• **WRITTEN TASK**:
Carry none of the pictures over; set down the material below exactly.

== INPUT

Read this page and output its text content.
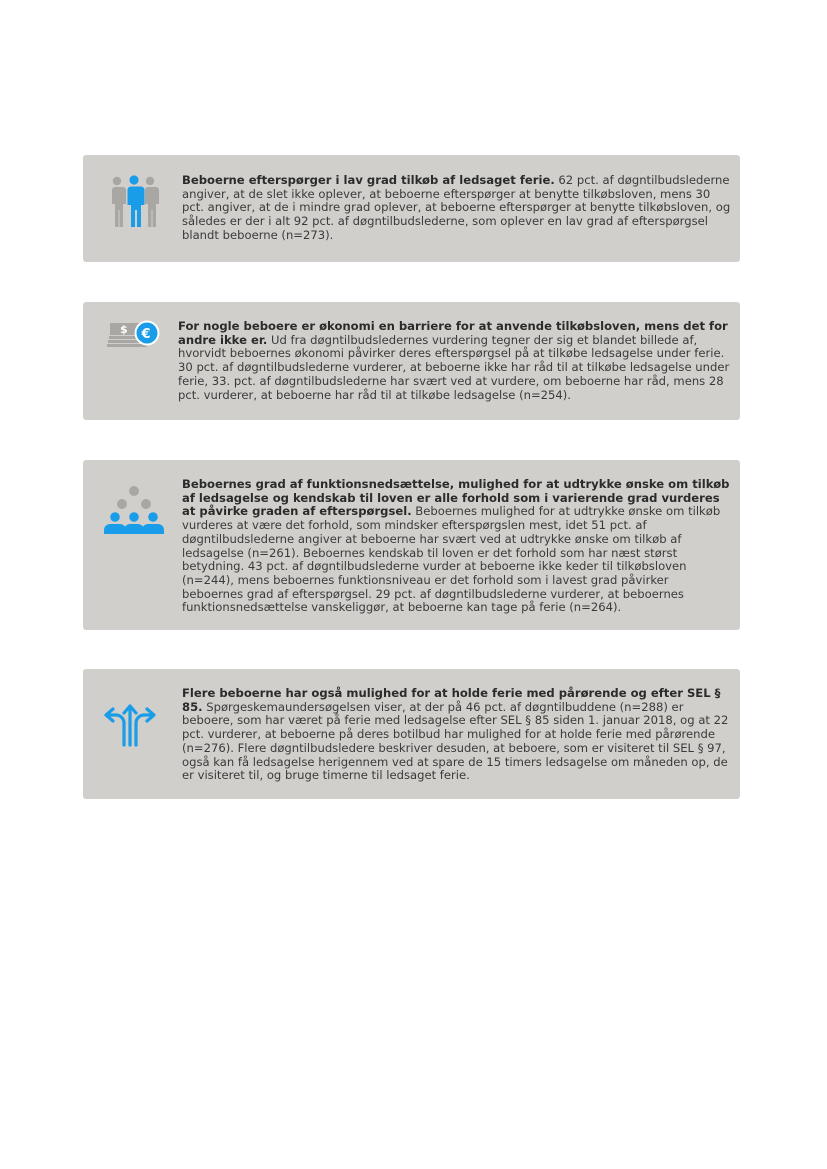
Beboerne efterspørger i lav grad tilkøb af ledsaget ferie. 62 pct. af døgntilbudslederne angiver, at de slet ikke oplever, at beboerne efterspørger at benytte tilkøbsloven, mens 30 pct. angiver, at de i mindre grad oplever, at beboerne efterspørger at benytte tilkøbsloven, og således er der i alt 92 pct. af døgntilbudslederne, som oplever en lav grad af efterspørgsel blandt beboerne (n=273).
$ €
For nogle beboere er økonomi en barriere for at anvende tilkøbsloven, mens det for andre ikke er. Ud fra døgntilbudsledernes vurdering tegner der sig et blandet billede af, hvorvidt beboernes økonomi påvirker deres efterspørgsel på at tilkøbe ledsagelse under ferie. 30 pct. af døgntilbudslederne vurderer, at beboerne ikke har råd til at tilkøbe ledsagelse under ferie, 33. pct. af døgntilbudslederne har svært ved at vurdere, om beboerne har råd, mens 28 pct. vurderer, at beboerne har råd til at tilkøbe ledsagelse (n=254).
Beboernes grad af funktionsnedsættelse, mulighed for at udtrykke ønske om tilkøb af ledsagelse og kendskab til loven er alle forhold som i varierende grad vurderes at påvirke graden af efterspørgsel. Beboernes mulighed for at udtrykke ønske om tilkøb vurderes at være det forhold, som mindsker efterspørgslen mest, idet 51 pct. af døgntilbudslederne angiver at beboerne har svært ved at udtrykke ønske om tilkøb af ledsagelse (n=261). Beboernes kendskab til loven er det forhold som har næst størst betydning. 43 pct. af døgntilbudslederne vurder at beboerne ikke keder til tilkøbsloven (n=244), mens beboernes funktionsniveau er det forhold som i lavest grad påvirker beboernes grad af efterspørgsel. 29 pct. af døgntilbudslederne vurderer, at beboernes funktionsnedsættelse vanskeliggør, at beboerne kan tage på ferie (n=264).
Flere beboerne har også mulighed for at holde ferie med pårørende og efter SEL § 85. Spørgeskemaundersøgelsen viser, at der på 46 pct. af døgntilbuddene (n=288) er beboere, som har været på ferie med ledsagelse efter SEL § 85 siden 1. januar 2018, og at 22 pct. vurderer, at beboerne på deres botilbud har mulighed for at holde ferie med pårørende (n=276). Flere døgntilbudsledere beskriver desuden, at beboere, som er visiteret til SEL § 97, også kan få ledsagelse herigennem ved at spare de 15 timers ledsagelse om måneden op, de er visiteret til, og bruge timerne til ledsaget ferie.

====

• **ANSWER IN FULL**:
Read this page and output its text content.
Beboerne efterspørger i lav grad tilkøb af ledsaget ferie. 62 pct. af døgntilbudslederne angiver, at de slet ikke oplever, at beboerne efterspørger at benytte tilkøbsloven, mens 30 pct. angiver, at de i mindre grad oplever, at beboerne efterspørger at benytte tilkøbsloven, og således er der i alt 92 pct. af døgntilbudslederne, som oplever en lav grad af efterspørgsel blandt beboerne (n=273).
$ €
For nogle beboere er økonomi en barriere for at anvende tilkøbsloven, mens det for andre ikke er. Ud fra døgntilbudsledernes vurdering tegner der sig et blandet billede af, hvorvidt beboernes økonomi påvirker deres efterspørgsel på at tilkøbe ledsagelse under ferie. 30 pct. af døgntilbudslederne vurderer, at beboerne ikke har råd til at tilkøbe ledsagelse under ferie, 33. pct. af døgntilbudslederne har svært ved at vurdere, om beboerne har råd, mens 28 pct. vurderer, at beboerne har råd til at tilkøbe ledsagelse (n=254).
Beboernes grad af funktionsnedsættelse, mulighed for at udtrykke ønske om tilkøb af ledsagelse og kendskab til loven er alle forhold som i varierende grad vurderes at påvirke graden af efterspørgsel. Beboernes mulighed for at udtrykke ønske om tilkøb vurderes at være det forhold, som mindsker efterspørgslen mest, idet 51 pct. af døgntilbudslederne angiver at beboerne har svært ved at udtrykke ønske om tilkøb af ledsagelse (n=261). Beboernes kendskab til loven er det forhold som har næst størst betydning. 43 pct. af døgntilbudslederne vurder at beboerne ikke keder til tilkøbsloven (n=244), mens beboernes funktionsniveau er det forhold som i lavest grad påvirker beboernes grad af efterspørgsel. 29 pct. af døgntilbudslederne vurderer, at beboernes funktionsnedsættelse vanskeliggør, at beboerne kan tage på ferie (n=264).
Flere beboerne har også mulighed for at holde ferie med pårørende og efter SEL § 85. Spørgeskemaundersøgelsen viser, at der på 46 pct. af døgntilbuddene (n=288) er beboere, som har været på ferie med ledsagelse efter SEL § 85 siden 1. januar 2018, og at 22 pct. vurderer, at beboerne på deres botilbud har mulighed for at holde ferie med pårørende (n=276). Flere døgntilbudsledere beskriver desuden, at beboere, som er visiteret til SEL § 97, også kan få ledsagelse herigennem ved at spare de 15 timers ledsagelse om måneden op, de er visiteret til, og bruge timerne til ledsaget ferie.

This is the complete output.